WHAT IS EXPECTED -
Restate each of the lines given below, word for word.

EXERCISE INPUT -
▼

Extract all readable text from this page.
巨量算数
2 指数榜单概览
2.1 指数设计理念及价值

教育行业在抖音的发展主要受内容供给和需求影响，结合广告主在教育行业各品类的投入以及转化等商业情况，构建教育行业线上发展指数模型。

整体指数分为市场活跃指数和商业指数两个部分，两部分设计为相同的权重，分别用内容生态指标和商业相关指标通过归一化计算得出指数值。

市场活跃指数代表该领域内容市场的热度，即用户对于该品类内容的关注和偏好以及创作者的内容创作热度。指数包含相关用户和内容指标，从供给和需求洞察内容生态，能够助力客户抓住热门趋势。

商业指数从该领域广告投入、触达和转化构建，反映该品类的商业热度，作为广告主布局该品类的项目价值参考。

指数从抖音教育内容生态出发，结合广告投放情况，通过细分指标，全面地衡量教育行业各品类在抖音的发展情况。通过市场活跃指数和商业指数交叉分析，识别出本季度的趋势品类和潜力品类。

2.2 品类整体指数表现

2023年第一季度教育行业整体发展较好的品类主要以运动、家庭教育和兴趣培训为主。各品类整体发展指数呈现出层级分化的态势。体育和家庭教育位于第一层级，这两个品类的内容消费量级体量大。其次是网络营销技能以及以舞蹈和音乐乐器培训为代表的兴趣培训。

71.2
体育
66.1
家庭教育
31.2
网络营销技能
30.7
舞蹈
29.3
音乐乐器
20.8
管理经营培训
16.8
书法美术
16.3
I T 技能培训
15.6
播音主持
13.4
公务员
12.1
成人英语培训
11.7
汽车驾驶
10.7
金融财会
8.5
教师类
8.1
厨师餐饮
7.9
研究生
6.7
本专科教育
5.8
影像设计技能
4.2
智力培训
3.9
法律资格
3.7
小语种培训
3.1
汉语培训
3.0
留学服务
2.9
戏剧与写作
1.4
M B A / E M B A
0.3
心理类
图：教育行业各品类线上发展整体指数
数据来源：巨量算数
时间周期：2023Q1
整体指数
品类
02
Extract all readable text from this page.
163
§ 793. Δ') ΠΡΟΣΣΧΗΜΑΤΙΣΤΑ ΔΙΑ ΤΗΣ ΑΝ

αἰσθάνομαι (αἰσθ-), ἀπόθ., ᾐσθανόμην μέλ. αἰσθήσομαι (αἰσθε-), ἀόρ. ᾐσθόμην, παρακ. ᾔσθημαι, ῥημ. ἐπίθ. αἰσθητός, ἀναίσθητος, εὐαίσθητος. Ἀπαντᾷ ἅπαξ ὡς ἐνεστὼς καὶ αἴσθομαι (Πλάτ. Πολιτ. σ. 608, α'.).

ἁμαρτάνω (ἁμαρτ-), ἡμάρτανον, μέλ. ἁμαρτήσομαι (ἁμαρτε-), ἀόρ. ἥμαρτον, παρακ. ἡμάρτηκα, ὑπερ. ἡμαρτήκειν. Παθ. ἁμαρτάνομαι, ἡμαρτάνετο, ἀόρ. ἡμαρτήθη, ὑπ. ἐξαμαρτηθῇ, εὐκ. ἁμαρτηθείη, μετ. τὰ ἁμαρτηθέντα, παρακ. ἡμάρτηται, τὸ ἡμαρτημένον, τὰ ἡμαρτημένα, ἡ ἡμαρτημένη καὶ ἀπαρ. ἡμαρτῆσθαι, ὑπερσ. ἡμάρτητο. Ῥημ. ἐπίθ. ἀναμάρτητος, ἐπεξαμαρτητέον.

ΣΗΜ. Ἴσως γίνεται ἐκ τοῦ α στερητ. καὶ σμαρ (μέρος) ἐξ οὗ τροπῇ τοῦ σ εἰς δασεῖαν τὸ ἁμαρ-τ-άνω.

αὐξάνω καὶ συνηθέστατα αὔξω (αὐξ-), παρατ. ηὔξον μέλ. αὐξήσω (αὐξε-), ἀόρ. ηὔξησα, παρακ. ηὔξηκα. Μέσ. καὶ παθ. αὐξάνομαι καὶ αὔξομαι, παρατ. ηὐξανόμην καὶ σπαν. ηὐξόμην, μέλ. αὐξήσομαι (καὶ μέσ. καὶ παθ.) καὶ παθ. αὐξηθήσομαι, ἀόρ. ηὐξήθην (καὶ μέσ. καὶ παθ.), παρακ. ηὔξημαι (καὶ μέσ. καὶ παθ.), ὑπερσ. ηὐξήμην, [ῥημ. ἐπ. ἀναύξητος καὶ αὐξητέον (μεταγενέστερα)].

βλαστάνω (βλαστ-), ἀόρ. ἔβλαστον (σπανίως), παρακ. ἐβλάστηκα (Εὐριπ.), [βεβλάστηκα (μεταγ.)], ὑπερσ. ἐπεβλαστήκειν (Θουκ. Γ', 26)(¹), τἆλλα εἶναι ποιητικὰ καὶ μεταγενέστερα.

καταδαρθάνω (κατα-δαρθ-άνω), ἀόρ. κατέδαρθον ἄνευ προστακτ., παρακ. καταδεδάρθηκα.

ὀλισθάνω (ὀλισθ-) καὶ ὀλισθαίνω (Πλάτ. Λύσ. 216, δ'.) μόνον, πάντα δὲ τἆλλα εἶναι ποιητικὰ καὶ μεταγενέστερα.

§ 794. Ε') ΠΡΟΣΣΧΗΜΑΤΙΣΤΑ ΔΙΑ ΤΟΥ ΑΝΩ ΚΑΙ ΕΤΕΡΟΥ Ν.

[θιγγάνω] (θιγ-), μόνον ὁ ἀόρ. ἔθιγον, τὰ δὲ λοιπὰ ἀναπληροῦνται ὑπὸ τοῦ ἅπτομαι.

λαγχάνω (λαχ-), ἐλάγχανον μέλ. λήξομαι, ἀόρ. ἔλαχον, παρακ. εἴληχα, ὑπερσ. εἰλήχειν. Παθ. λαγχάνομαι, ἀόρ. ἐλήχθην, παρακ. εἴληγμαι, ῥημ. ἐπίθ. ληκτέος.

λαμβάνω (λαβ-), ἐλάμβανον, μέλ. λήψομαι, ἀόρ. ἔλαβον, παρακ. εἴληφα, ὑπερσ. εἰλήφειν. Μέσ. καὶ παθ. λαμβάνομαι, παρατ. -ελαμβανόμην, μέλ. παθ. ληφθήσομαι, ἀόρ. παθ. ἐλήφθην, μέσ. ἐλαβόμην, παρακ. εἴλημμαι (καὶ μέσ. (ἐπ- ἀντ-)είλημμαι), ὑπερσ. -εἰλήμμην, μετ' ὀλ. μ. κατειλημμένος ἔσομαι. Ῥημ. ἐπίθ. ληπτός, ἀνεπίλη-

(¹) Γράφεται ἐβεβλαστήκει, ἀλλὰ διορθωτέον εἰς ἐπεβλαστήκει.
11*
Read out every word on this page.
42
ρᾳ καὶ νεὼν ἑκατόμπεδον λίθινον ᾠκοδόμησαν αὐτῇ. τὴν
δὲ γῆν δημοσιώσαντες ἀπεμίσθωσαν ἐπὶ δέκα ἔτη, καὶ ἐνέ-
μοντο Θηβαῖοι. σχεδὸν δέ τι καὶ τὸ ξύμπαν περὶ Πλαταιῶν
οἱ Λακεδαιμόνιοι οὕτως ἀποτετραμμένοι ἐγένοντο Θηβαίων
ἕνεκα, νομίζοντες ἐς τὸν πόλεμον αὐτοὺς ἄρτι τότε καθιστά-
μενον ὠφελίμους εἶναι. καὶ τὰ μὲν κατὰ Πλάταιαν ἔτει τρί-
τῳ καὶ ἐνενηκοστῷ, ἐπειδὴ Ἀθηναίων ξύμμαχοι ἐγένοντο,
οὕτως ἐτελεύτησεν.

▲

THE RESULT -
Extract all readable text from this page.
巨量算数
2 指数榜单概览
2.1 指数设计理念及价值

教育行业在抖音的发展主要受内容供给和需求影响，结合广告主在教育行业各品类的投入以及转化等商业情况，构建教育行业线上发展指数模型。

整体指数分为市场活跃指数和商业指数两个部分，两部分设计为相同的权重，分别用内容生态指标和商业相关指标通过归一化计算得出指数值。

市场活跃指数代表该领域内容市场的热度，即用户对于该品类内容的关注和偏好以及创作者的内容创作热度。指数包含相关用户和内容指标，从供给和需求洞察内容生态，能够助力客户抓住热门趋势。

商业指数从该领域广告投入、触达和转化构建，反映该品类的商业热度，作为广告主布局该品类的项目价值参考。

指数从抖音教育内容生态出发，结合广告投放情况，通过细分指标，全面地衡量教育行业各品类在抖音的发展情况。通过市场活跃指数和商业指数交叉分析，识别出本季度的趋势品类和潜力品类。

2.2 品类整体指数表现

2023年第一季度教育行业整体发展较好的品类主要以运动、家庭教育和兴趣培训为主。各品类整体发展指数呈现出层级分化的态势。体育和家庭教育位于第一层级，这两个品类的内容消费量级体量大。其次是网络营销技能以及以舞蹈和音乐乐器培训为代表的兴趣培训。

71.2
体育
66.1
家庭教育
31.2
网络营销技能
30.7
舞蹈
29.3
音乐乐器
20.8
管理经营培训
16.8
书法美术
16.3
I T 技能培训
15.6
播音主持
13.4
公务员
12.1
成人英语培训
11.7
汽车驾驶
10.7
金融财会
8.5
教师类
8.1
厨师餐饮
7.9
研究生
6.7
本专科教育
5.8
影像设计技能
4.2
智力培训
3.9
法律资格
3.7
小语种培训
3.1
汉语培训
3.0
留学服务
2.9
戏剧与写作
1.4
M B A / E M B A
0.3
心理类
图：教育行业各品类线上发展整体指数
数据来源：巨量算数
时间周期：2023Q1
整体指数
品类
02
Extract all readable text from this page.
163
§ 793. Δ') ΠΡΟΣΣΧΗΜΑΤΙΣΤΑ ΔΙΑ ΤΗΣ ΑΝ

αἰσθάνομαι (αἰσθ-), ἀπόθ., ᾐσθανόμην μέλ. αἰσθήσομαι (αἰσθε-), ἀόρ. ᾐσθόμην, παρακ. ᾔσθημαι, ῥημ. ἐπίθ. αἰσθητός, ἀναίσθητος, εὐαίσθητος. Ἀπαντᾷ ἅπαξ ὡς ἐνεστὼς καὶ αἴσθομαι (Πλάτ. Πολιτ. σ. 608, α'.).

ἁμαρτάνω (ἁμαρτ-), ἡμάρτανον, μέλ. ἁμαρτήσομαι (ἁμαρτε-), ἀόρ. ἥμαρτον, παρακ. ἡμάρτηκα, ὑπερ. ἡμαρτήκειν. Παθ. ἁμαρτάνομαι, ἡμαρτάνετο, ἀόρ. ἡμαρτήθη, ὑπ. ἐξαμαρτηθῇ, εὐκ. ἁμαρτηθείη, μετ. τὰ ἁμαρτηθέντα, παρακ. ἡμάρτηται, τὸ ἡμαρτημένον, τὰ ἡμαρτημένα, ἡ ἡμαρτημένη καὶ ἀπαρ. ἡμαρτῆσθαι, ὑπερσ. ἡμάρτητο. Ῥημ. ἐπίθ. ἀναμάρτητος, ἐπεξαμαρτητέον.

ΣΗΜ. Ἴσως γίνεται ἐκ τοῦ α στερητ. καὶ σμαρ (μέρος) ἐξ οὗ τροπῇ τοῦ σ εἰς δασεῖαν τὸ ἁμαρ-τ-άνω.

αὐξάνω καὶ συνηθέστατα αὔξω (αὐξ-), παρατ. ηὔξον μέλ. αὐξήσω (αὐξε-), ἀόρ. ηὔξησα, παρακ. ηὔξηκα. Μέσ. καὶ παθ. αὐξάνομαι καὶ αὔξομαι, παρατ. ηὐξανόμην καὶ σπαν. ηὐξόμην, μέλ. αὐξήσομαι (καὶ μέσ. καὶ παθ.) καὶ παθ. αὐξηθήσομαι, ἀόρ. ηὐξήθην (καὶ μέσ. καὶ παθ.), παρακ. ηὔξημαι (καὶ μέσ. καὶ παθ.), ὑπερσ. ηὐξήμην, [ῥημ. ἐπ. ἀναύξητος καὶ αὐξητέον (μεταγενέστερα)].

βλαστάνω (βλαστ-), ἀόρ. ἔβλαστον (σπανίως), παρακ. ἐβλάστηκα (Εὐριπ.), [βεβλάστηκα (μεταγ.)], ὑπερσ. ἐπεβλαστήκειν (Θουκ. Γ', 26)(¹), τἆλλα εἶναι ποιητικὰ καὶ μεταγενέστερα.

καταδαρθάνω (κατα-δαρθ-άνω), ἀόρ. κατέδαρθον ἄνευ προστακτ., παρακ. καταδεδάρθηκα.

ὀλισθάνω (ὀλισθ-) καὶ ὀλισθαίνω (Πλάτ. Λύσ. 216, δ'.) μόνον, πάντα δὲ τἆλλα εἶναι ποιητικὰ καὶ μεταγενέστερα.

§ 794. Ε') ΠΡΟΣΣΧΗΜΑΤΙΣΤΑ ΔΙΑ ΤΟΥ ΑΝΩ ΚΑΙ ΕΤΕΡΟΥ Ν.

[θιγγάνω] (θιγ-), μόνον ὁ ἀόρ. ἔθιγον, τὰ δὲ λοιπὰ ἀναπληροῦνται ὑπὸ τοῦ ἅπτομαι.

λαγχάνω (λαχ-), ἐλάγχανον μέλ. λήξομαι, ἀόρ. ἔλαχον, παρακ. εἴληχα, ὑπερσ. εἰλήχειν. Παθ. λαγχάνομαι, ἀόρ. ἐλήχθην, παρακ. εἴληγμαι, ῥημ. ἐπίθ. ληκτέος.

λαμβάνω (λαβ-), ἐλάμβανον, μέλ. λήψομαι, ἀόρ. ἔλαβον, παρακ. εἴληφα, ὑπερσ. εἰλήφειν. Μέσ. καὶ παθ. λαμβάνομαι, παρατ. -ελαμβανόμην, μέλ. παθ. ληφθήσομαι, ἀόρ. παθ. ἐλήφθην, μέσ. ἐλαβόμην, παρακ. εἴλημμαι (καὶ μέσ. (ἐπ- ἀντ-)είλημμαι), ὑπερσ. -εἰλήμμην, μετ' ὀλ. μ. κατειλημμένος ἔσομαι. Ῥημ. ἐπίθ. ληπτός, ἀνεπίλη-

(¹) Γράφεται ἐβεβλαστήκει, ἀλλὰ διορθωτέον εἰς ἐπεβλαστήκει.
11*
Read out every word on this page.
42
ρᾳ καὶ νεὼν ἑκατόμπεδον λίθινον ᾠκοδόμησαν αὐτῇ. τὴν
δὲ γῆν δημοσιώσαντες ἀπεμίσθωσαν ἐπὶ δέκα ἔτη, καὶ ἐνέ-
μοντο Θηβαῖοι. σχεδὸν δέ τι καὶ τὸ ξύμπαν περὶ Πλαταιῶν
οἱ Λακεδαιμόνιοι οὕτως ἀποτετραμμένοι ἐγένοντο Θηβαίων
ἕνεκα, νομίζοντες ἐς τὸν πόλεμον αὐτοὺς ἄρτι τότε καθιστά-
μενον ὠφελίμους εἶναι. καὶ τὰ μὲν κατὰ Πλάταιαν ἔτει τρί-
τῳ καὶ ἐνενηκοστῷ, ἐπειδὴ Ἀθηναίων ξύμμαχοι ἐγένοντο,
οὕτως ἐτελεύτησεν.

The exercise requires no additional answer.